Stored records
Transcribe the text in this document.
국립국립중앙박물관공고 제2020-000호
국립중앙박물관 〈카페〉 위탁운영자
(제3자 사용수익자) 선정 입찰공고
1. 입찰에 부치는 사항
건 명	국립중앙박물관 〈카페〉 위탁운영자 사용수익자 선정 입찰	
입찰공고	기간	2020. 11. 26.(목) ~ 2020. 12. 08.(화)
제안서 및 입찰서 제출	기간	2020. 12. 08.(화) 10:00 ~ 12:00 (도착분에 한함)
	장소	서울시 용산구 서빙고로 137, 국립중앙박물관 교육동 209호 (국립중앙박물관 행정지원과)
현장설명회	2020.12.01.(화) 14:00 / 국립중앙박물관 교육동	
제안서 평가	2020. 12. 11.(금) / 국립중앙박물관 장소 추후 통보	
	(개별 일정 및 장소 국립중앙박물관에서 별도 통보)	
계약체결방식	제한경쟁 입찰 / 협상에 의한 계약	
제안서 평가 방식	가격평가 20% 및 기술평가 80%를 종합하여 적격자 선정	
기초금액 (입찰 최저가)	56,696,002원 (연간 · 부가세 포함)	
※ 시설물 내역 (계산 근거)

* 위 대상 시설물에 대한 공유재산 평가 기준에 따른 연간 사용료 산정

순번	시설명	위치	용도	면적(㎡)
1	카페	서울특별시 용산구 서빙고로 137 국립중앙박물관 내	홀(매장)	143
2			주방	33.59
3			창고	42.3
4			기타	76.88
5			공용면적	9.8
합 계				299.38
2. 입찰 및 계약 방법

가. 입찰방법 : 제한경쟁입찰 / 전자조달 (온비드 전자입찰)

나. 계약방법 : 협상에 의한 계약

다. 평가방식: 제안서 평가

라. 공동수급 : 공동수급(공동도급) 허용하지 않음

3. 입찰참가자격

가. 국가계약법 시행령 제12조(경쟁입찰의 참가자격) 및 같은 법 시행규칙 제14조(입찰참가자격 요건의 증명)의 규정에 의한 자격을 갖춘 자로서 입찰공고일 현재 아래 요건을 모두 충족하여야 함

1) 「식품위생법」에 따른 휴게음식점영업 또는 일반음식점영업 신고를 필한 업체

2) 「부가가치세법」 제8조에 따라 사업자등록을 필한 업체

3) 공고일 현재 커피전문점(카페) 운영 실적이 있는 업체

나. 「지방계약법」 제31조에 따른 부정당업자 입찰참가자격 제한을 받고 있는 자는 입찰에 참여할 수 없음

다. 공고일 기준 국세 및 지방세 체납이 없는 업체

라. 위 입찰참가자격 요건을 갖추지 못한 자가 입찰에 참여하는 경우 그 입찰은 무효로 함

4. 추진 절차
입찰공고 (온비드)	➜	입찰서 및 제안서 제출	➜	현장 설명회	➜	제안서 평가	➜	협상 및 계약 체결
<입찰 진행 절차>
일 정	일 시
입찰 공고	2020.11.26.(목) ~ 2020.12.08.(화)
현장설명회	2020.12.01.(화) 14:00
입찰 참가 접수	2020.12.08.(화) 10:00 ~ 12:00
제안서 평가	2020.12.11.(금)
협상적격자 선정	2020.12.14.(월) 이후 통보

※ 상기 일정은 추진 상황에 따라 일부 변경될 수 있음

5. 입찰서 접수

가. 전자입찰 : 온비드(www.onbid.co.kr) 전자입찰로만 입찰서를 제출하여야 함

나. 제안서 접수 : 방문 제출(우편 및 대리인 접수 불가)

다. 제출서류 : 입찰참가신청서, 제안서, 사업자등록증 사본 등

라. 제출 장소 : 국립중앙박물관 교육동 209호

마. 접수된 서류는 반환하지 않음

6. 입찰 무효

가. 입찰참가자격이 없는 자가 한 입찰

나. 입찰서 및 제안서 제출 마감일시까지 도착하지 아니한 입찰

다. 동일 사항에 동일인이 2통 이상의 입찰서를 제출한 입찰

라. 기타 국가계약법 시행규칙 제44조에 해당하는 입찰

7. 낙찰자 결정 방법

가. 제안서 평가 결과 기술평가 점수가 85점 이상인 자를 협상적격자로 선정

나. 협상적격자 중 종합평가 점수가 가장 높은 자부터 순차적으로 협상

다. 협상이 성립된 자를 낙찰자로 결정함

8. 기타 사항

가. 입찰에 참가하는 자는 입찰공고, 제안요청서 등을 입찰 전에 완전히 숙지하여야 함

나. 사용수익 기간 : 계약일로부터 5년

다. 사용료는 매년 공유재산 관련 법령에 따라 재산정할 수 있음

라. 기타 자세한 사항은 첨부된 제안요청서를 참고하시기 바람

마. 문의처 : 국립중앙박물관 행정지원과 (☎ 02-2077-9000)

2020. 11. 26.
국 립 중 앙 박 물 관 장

### To be done
Produce a verbatim transcription of the entries above.

### Written reply
Transcribe the text in this document.
국립국립중앙박물관공고 제2020-000호
국립중앙박물관 〈카페〉 위탁운영자
(제3자 사용수익자) 선정 입찰공고
1. 입찰에 부치는 사항
건 명	국립중앙박물관 〈카페〉 위탁운영자 사용수익자 선정 입찰	
입찰공고	기간	2020. 11. 26.(목) ~ 2020. 12. 08.(화)
제안서 및 입찰서 제출	기간	2020. 12. 08.(화) 10:00 ~ 12:00 (도착분에 한함)
	장소	서울시 용산구 서빙고로 137, 국립중앙박물관 교육동 209호 (국립중앙박물관 행정지원과)
현장설명회	2020.12.01.(화) 14:00 / 국립중앙박물관 교육동	
제안서 평가	2020. 12. 11.(금) / 국립중앙박물관 장소 추후 통보	
	(개별 일정 및 장소 국립중앙박물관에서 별도 통보)	
계약체결방식	제한경쟁 입찰 / 협상에 의한 계약	
제안서 평가 방식	가격평가 20% 및 기술평가 80%를 종합하여 적격자 선정	
기초금액 (입찰 최저가)	56,696,002원 (연간 · 부가세 포함)	
※ 시설물 내역 (계산 근거)

* 위 대상 시설물에 대한 공유재산 평가 기준에 따른 연간 사용료 산정

순번	시설명	위치	용도	면적(㎡)
1	카페	서울특별시 용산구 서빙고로 137 국립중앙박물관 내	홀(매장)	143
2			주방	33.59
3			창고	42.3
4			기타	76.88
5			공용면적	9.8
합 계				299.38
2. 입찰 및 계약 방법

가. 입찰방법 : 제한경쟁입찰 / 전자조달 (온비드 전자입찰)

나. 계약방법 : 협상에 의한 계약

다. 평가방식: 제안서 평가

라. 공동수급 : 공동수급(공동도급) 허용하지 않음

3. 입찰참가자격

가. 국가계약법 시행령 제12조(경쟁입찰의 참가자격) 및 같은 법 시행규칙 제14조(입찰참가자격 요건의 증명)의 규정에 의한 자격을 갖춘 자로서 입찰공고일 현재 아래 요건을 모두 충족하여야 함

1) 「식품위생법」에 따른 휴게음식점영업 또는 일반음식점영업 신고를 필한 업체

2) 「부가가치세법」 제8조에 따라 사업자등록을 필한 업체

3) 공고일 현재 커피전문점(카페) 운영 실적이 있는 업체

나. 「지방계약법」 제31조에 따른 부정당업자 입찰참가자격 제한을 받고 있는 자는 입찰에 참여할 수 없음

다. 공고일 기준 국세 및 지방세 체납이 없는 업체

라. 위 입찰참가자격 요건을 갖추지 못한 자가 입찰에 참여하는 경우 그 입찰은 무효로 함

4. 추진 절차
입찰공고 (온비드)	➜	입찰서 및 제안서 제출	➜	현장 설명회	➜	제안서 평가	➜	협상 및 계약 체결
<입찰 진행 절차>
일 정	일 시
입찰 공고	2020.11.26.(목) ~ 2020.12.08.(화)
현장설명회	2020.12.01.(화) 14:00
입찰 참가 접수	2020.12.08.(화) 10:00 ~ 12:00
제안서 평가	2020.12.11.(금)
협상적격자 선정	2020.12.14.(월) 이후 통보

※ 상기 일정은 추진 상황에 따라 일부 변경될 수 있음

5. 입찰서 접수

가. 전자입찰 : 온비드(www.onbid.co.kr) 전자입찰로만 입찰서를 제출하여야 함

나. 제안서 접수 : 방문 제출(우편 및 대리인 접수 불가)

다. 제출서류 : 입찰참가신청서, 제안서, 사업자등록증 사본 등

라. 제출 장소 : 국립중앙박물관 교육동 209호

마. 접수된 서류는 반환하지 않음

6. 입찰 무효

가. 입찰참가자격이 없는 자가 한 입찰

나. 입찰서 및 제안서 제출 마감일시까지 도착하지 아니한 입찰

다. 동일 사항에 동일인이 2통 이상의 입찰서를 제출한 입찰

라. 기타 국가계약법 시행규칙 제44조에 해당하는 입찰

7. 낙찰자 결정 방법

가. 제안서 평가 결과 기술평가 점수가 85점 이상인 자를 협상적격자로 선정

나. 협상적격자 중 종합평가 점수가 가장 높은 자부터 순차적으로 협상

다. 협상이 성립된 자를 낙찰자로 결정함

8. 기타 사항

가. 입찰에 참가하는 자는 입찰공고, 제안요청서 등을 입찰 전에 완전히 숙지하여야 함

나. 사용수익 기간 : 계약일로부터 5년

다. 사용료는 매년 공유재산 관련 법령에 따라 재산정할 수 있음

라. 기타 자세한 사항은 첨부된 제안요청서를 참고하시기 바람

마. 문의처 : 국립중앙박물관 행정지원과 (☎ 02-2077-9000)

2020. 11. 26.
국 립 중 앙 박 물 관 장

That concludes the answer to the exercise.